** EXERCISE AIM **
Scan the listing below. Report each line that includes "always".

─── GIVEN DATA

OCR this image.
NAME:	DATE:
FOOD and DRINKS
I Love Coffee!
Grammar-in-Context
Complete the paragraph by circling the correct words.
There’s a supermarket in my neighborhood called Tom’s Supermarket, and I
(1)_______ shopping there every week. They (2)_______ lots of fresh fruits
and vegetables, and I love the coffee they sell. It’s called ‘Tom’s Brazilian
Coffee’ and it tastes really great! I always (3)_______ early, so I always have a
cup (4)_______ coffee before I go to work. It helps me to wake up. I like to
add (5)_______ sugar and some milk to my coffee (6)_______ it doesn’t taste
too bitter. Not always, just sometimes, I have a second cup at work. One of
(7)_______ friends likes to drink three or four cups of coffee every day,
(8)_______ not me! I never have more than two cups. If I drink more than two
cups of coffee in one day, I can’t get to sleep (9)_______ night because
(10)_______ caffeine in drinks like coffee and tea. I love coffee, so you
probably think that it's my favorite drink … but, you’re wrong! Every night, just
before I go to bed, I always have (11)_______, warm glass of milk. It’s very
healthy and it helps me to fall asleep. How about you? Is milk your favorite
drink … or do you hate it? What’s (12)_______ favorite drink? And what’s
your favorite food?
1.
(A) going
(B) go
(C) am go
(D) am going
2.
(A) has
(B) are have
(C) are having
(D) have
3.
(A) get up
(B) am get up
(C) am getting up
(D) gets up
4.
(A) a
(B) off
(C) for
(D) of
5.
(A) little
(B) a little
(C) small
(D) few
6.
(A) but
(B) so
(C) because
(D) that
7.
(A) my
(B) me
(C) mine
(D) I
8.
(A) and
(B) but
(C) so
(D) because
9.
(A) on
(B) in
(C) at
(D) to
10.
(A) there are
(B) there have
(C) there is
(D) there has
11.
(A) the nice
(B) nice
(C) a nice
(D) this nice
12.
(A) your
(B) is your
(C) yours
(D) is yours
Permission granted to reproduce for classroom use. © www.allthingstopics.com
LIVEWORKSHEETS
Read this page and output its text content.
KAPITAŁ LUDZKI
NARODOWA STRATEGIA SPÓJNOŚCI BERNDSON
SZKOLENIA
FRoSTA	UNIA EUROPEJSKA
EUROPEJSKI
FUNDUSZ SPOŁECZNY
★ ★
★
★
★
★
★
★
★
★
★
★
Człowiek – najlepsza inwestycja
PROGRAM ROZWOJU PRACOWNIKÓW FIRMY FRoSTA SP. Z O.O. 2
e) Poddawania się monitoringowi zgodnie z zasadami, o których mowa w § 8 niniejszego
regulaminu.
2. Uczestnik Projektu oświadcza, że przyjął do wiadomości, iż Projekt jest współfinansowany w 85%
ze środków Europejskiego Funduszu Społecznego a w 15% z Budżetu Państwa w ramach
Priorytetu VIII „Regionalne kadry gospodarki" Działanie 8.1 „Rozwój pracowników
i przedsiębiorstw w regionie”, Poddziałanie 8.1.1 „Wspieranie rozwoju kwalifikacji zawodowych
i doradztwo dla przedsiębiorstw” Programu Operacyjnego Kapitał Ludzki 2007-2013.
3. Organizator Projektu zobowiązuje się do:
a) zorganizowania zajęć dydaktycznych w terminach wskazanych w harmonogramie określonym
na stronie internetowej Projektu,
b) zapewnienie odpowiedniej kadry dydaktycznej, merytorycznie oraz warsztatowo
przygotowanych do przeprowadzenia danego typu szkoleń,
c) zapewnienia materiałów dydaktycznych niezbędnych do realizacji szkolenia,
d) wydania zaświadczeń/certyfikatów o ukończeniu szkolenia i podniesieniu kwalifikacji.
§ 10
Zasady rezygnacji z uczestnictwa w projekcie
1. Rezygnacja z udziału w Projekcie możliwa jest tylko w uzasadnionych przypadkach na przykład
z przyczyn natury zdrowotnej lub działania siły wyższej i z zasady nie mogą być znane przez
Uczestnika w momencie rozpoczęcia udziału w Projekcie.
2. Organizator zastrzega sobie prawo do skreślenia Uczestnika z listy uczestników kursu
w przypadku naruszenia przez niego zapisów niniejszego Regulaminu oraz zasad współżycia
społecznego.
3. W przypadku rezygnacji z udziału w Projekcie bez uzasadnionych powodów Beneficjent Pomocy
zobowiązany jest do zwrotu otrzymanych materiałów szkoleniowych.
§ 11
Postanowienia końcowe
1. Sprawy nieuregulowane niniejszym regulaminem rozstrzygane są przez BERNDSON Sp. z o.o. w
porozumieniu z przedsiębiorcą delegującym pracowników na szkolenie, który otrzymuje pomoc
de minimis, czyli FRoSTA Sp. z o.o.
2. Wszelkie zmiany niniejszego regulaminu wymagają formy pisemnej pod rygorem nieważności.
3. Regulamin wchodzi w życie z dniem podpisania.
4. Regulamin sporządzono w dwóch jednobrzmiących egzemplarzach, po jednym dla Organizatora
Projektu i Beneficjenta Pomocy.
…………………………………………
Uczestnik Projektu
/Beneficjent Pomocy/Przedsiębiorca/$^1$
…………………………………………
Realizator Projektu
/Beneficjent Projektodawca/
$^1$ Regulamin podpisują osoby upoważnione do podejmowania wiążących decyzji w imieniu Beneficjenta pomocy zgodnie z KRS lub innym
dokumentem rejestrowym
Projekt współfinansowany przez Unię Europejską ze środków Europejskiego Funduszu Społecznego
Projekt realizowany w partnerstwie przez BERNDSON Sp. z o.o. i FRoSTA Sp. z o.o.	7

──────

** EXERCISE RESPONSE **
Coffee’ and it tastes really great! I always (3)_______ early, so I always have a
too bitter. Not always, just sometimes, I have a second cup at work. One of
before I go to bed, I always have (11)_______, warm glass of milk. It’s very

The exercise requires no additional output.